====== STORED DATA ======

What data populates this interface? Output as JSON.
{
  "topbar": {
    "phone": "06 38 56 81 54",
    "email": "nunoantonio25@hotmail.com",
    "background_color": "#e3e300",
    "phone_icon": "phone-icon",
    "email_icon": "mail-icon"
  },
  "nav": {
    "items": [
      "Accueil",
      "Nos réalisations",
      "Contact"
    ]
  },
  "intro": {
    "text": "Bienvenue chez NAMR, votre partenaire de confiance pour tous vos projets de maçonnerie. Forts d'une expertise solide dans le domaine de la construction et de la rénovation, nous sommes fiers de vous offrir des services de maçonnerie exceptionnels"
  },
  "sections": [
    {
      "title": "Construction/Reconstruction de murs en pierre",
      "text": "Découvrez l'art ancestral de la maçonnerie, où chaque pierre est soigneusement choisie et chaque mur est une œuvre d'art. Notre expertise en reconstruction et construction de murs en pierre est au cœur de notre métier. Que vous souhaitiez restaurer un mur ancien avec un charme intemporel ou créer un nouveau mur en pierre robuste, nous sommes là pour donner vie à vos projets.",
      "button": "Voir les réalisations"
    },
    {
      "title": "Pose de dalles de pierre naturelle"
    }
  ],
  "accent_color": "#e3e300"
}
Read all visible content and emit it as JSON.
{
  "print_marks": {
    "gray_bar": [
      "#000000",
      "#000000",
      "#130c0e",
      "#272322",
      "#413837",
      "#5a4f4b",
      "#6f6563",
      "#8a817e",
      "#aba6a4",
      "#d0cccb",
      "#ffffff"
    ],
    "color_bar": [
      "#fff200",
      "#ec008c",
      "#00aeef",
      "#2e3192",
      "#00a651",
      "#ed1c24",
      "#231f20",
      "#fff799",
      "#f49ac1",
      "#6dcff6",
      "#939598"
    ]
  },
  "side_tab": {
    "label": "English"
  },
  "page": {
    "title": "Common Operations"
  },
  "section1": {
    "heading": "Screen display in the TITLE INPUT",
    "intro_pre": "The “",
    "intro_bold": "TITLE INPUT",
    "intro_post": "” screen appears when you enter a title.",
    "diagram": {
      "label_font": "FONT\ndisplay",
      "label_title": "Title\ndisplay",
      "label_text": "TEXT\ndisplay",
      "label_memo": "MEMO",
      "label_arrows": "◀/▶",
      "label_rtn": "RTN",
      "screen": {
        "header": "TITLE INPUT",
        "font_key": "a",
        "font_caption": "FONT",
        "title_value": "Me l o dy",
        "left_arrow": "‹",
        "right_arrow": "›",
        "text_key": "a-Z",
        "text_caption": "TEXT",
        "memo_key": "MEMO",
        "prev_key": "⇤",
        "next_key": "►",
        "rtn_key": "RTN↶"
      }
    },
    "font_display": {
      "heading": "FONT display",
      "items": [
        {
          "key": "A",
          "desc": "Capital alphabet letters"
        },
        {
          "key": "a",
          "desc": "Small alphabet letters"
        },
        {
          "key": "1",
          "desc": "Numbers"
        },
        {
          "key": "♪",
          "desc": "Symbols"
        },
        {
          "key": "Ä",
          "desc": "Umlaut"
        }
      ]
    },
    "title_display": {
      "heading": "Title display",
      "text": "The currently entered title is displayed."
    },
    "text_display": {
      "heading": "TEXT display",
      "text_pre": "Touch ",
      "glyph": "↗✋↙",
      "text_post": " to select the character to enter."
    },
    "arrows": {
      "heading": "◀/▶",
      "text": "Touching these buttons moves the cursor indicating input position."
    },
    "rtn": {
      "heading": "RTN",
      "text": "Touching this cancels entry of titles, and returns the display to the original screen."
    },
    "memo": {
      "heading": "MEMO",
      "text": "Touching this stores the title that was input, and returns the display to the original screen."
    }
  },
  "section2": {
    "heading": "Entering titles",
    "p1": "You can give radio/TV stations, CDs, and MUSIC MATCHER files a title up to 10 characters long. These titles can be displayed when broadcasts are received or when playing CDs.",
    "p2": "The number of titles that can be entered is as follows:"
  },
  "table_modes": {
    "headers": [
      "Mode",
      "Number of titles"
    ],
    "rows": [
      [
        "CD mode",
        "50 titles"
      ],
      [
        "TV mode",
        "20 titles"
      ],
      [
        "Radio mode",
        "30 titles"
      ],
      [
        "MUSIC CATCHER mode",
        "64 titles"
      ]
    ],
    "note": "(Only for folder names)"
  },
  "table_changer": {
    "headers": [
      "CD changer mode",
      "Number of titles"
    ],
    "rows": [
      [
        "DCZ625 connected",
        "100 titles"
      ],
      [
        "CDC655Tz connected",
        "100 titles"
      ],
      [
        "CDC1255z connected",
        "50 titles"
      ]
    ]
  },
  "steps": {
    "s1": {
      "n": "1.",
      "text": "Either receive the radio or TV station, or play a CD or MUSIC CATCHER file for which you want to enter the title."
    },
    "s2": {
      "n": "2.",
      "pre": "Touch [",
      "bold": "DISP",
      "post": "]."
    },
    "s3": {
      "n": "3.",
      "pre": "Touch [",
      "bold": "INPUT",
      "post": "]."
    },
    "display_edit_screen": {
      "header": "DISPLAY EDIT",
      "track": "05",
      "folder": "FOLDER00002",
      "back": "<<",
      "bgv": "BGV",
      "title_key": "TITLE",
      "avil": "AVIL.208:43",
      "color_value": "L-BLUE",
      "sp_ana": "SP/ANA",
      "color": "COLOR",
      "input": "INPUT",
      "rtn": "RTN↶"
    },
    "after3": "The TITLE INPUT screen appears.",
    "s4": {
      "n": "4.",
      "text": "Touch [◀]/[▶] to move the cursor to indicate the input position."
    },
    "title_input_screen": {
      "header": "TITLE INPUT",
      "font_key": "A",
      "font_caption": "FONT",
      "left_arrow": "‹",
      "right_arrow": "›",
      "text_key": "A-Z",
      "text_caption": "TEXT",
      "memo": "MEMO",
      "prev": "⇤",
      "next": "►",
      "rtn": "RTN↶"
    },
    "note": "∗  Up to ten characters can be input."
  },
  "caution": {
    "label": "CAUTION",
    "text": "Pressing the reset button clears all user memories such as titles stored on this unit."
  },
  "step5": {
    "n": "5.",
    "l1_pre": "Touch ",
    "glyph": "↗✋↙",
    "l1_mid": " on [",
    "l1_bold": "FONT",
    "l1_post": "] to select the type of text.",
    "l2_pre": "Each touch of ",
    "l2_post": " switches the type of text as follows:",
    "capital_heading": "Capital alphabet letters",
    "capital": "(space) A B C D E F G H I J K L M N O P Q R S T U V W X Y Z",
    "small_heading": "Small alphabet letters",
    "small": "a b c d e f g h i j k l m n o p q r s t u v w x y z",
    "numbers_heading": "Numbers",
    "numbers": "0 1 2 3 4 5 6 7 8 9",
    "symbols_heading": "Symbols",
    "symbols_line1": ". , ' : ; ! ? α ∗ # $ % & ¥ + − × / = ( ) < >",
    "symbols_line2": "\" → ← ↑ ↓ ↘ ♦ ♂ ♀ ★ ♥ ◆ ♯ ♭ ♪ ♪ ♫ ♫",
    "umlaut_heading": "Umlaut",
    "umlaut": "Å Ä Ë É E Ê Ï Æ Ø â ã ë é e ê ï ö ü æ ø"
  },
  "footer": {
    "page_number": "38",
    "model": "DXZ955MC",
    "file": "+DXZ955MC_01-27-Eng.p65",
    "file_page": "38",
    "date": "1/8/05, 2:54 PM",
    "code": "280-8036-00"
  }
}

======

**OBJECTIVE**
Using the entries above, please restate each one word for word.

**CORRECT RESULT**
What data populates this interface? Output as JSON.
{
  "topbar": {
    "phone": "06 38 56 81 54",
    "email": "nunoantonio25@hotmail.com",
    "background_color": "#e3e300",
    "phone_icon": "phone-icon",
    "email_icon": "mail-icon"
  },
  "nav": {
    "items": [
      "Accueil",
      "Nos réalisations",
      "Contact"
    ]
  },
  "intro": {
    "text": "Bienvenue chez NAMR, votre partenaire de confiance pour tous vos projets de maçonnerie. Forts d'une expertise solide dans le domaine de la construction et de la rénovation, nous sommes fiers de vous offrir des services de maçonnerie exceptionnels"
  },
  "sections": [
    {
      "title": "Construction/Reconstruction de murs en pierre",
      "text": "Découvrez l'art ancestral de la maçonnerie, où chaque pierre est soigneusement choisie et chaque mur est une œuvre d'art. Notre expertise en reconstruction et construction de murs en pierre est au cœur de notre métier. Que vous souhaitiez restaurer un mur ancien avec un charme intemporel ou créer un nouveau mur en pierre robuste, nous sommes là pour donner vie à vos projets.",
      "button": "Voir les réalisations"
    },
    {
      "title": "Pose de dalles de pierre naturelle"
    }
  ],
  "accent_color": "#e3e300"
}
Read all visible content and emit it as JSON.
{
  "print_marks": {
    "gray_bar": [
      "#000000",
      "#000000",
      "#130c0e",
      "#272322",
      "#413837",
      "#5a4f4b",
      "#6f6563",
      "#8a817e",
      "#aba6a4",
      "#d0cccb",
      "#ffffff"
    ],
    "color_bar": [
      "#fff200",
      "#ec008c",
      "#00aeef",
      "#2e3192",
      "#00a651",
      "#ed1c24",
      "#231f20",
      "#fff799",
      "#f49ac1",
      "#6dcff6",
      "#939598"
    ]
  },
  "side_tab": {
    "label": "English"
  },
  "page": {
    "title": "Common Operations"
  },
  "section1": {
    "heading": "Screen display in the TITLE INPUT",
    "intro_pre": "The “",
    "intro_bold": "TITLE INPUT",
    "intro_post": "” screen appears when you enter a title.",
    "diagram": {
      "label_font": "FONT\ndisplay",
      "label_title": "Title\ndisplay",
      "label_text": "TEXT\ndisplay",
      "label_memo": "MEMO",
      "label_arrows": "◀/▶",
      "label_rtn": "RTN",
      "screen": {
        "header": "TITLE INPUT",
        "font_key": "a",
        "font_caption": "FONT",
        "title_value": "Me l o dy",
        "left_arrow": "‹",
        "right_arrow": "›",
        "text_key": "a-Z",
        "text_caption": "TEXT",
        "memo_key": "MEMO",
        "prev_key": "⇤",
        "next_key": "►",
        "rtn_key": "RTN↶"
      }
    },
    "font_display": {
      "heading": "FONT display",
      "items": [
        {
          "key": "A",
          "desc": "Capital alphabet letters"
        },
        {
          "key": "a",
          "desc": "Small alphabet letters"
        },
        {
          "key": "1",
          "desc": "Numbers"
        },
        {
          "key": "♪",
          "desc": "Symbols"
        },
        {
          "key": "Ä",
          "desc": "Umlaut"
        }
      ]
    },
    "title_display": {
      "heading": "Title display",
      "text": "The currently entered title is displayed."
    },
    "text_display": {
      "heading": "TEXT display",
      "text_pre": "Touch ",
      "glyph": "↗✋↙",
      "text_post": " to select the character to enter."
    },
    "arrows": {
      "heading": "◀/▶",
      "text": "Touching these buttons moves the cursor indicating input position."
    },
    "rtn": {
      "heading": "RTN",
      "text": "Touching this cancels entry of titles, and returns the display to the original screen."
    },
    "memo": {
      "heading": "MEMO",
      "text": "Touching this stores the title that was input, and returns the display to the original screen."
    }
  },
  "section2": {
    "heading": "Entering titles",
    "p1": "You can give radio/TV stations, CDs, and MUSIC MATCHER files a title up to 10 characters long. These titles can be displayed when broadcasts are received or when playing CDs.",
    "p2": "The number of titles that can be entered is as follows:"
  },
  "table_modes": {
    "headers": [
      "Mode",
      "Number of titles"
    ],
    "rows": [
      [
        "CD mode",
        "50 titles"
      ],
      [
        "TV mode",
        "20 titles"
      ],
      [
        "Radio mode",
        "30 titles"
      ],
      [
        "MUSIC CATCHER mode",
        "64 titles"
      ]
    ],
    "note": "(Only for folder names)"
  },
  "table_changer": {
    "headers": [
      "CD changer mode",
      "Number of titles"
    ],
    "rows": [
      [
        "DCZ625 connected",
        "100 titles"
      ],
      [
        "CDC655Tz connected",
        "100 titles"
      ],
      [
        "CDC1255z connected",
        "50 titles"
      ]
    ]
  },
  "steps": {
    "s1": {
      "n": "1.",
      "text": "Either receive the radio or TV station, or play a CD or MUSIC CATCHER file for which you want to enter the title."
    },
    "s2": {
      "n": "2.",
      "pre": "Touch [",
      "bold": "DISP",
      "post": "]."
    },
    "s3": {
      "n": "3.",
      "pre": "Touch [",
      "bold": "INPUT",
      "post": "]."
    },
    "display_edit_screen": {
      "header": "DISPLAY EDIT",
      "track": "05",
      "folder": "FOLDER00002",
      "back": "<<",
      "bgv": "BGV",
      "title_key": "TITLE",
      "avil": "AVIL.208:43",
      "color_value": "L-BLUE",
      "sp_ana": "SP/ANA",
      "color": "COLOR",
      "input": "INPUT",
      "rtn": "RTN↶"
    },
    "after3": "The TITLE INPUT screen appears.",
    "s4": {
      "n": "4.",
      "text": "Touch [◀]/[▶] to move the cursor to indicate the input position."
    },
    "title_input_screen": {
      "header": "TITLE INPUT",
      "font_key": "A",
      "font_caption": "FONT",
      "left_arrow": "‹",
      "right_arrow": "›",
      "text_key": "A-Z",
      "text_caption": "TEXT",
      "memo": "MEMO",
      "prev": "⇤",
      "next": "►",
      "rtn": "RTN↶"
    },
    "note": "∗  Up to ten characters can be input."
  },
  "caution": {
    "label": "CAUTION",
    "text": "Pressing the reset button clears all user memories such as titles stored on this unit."
  },
  "step5": {
    "n": "5.",
    "l1_pre": "Touch ",
    "glyph": "↗✋↙",
    "l1_mid": " on [",
    "l1_bold": "FONT",
    "l1_post": "] to select the type of text.",
    "l2_pre": "Each touch of ",
    "l2_post": " switches the type of text as follows:",
    "capital_heading": "Capital alphabet letters",
    "capital": "(space) A B C D E F G H I J K L M N O P Q R S T U V W X Y Z",
    "small_heading": "Small alphabet letters",
    "small": "a b c d e f g h i j k l m n o p q r s t u v w x y z",
    "numbers_heading": "Numbers",
    "numbers": "0 1 2 3 4 5 6 7 8 9",
    "symbols_heading": "Symbols",
    "symbols_line1": ". , ' : ; ! ? α ∗ # $ % & ¥ + − × / = ( ) < >",
    "symbols_line2": "\" → ← ↑ ↓ ↘ ♦ ♂ ♀ ★ ♥ ◆ ♯ ♭ ♪ ♪ ♫ ♫",
    "umlaut_heading": "Umlaut",
    "umlaut": "Å Ä Ë É E Ê Ï Æ Ø â ã ë é e ê ï ö ü æ ø"
  },
  "footer": {
    "page_number": "38",
    "model": "DXZ955MC",
    "file": "+DXZ955MC_01-27-Eng.p65",
    "file_page": "38",
    "date": "1/8/05, 2:54 PM",
    "code": "280-8036-00"
  }
}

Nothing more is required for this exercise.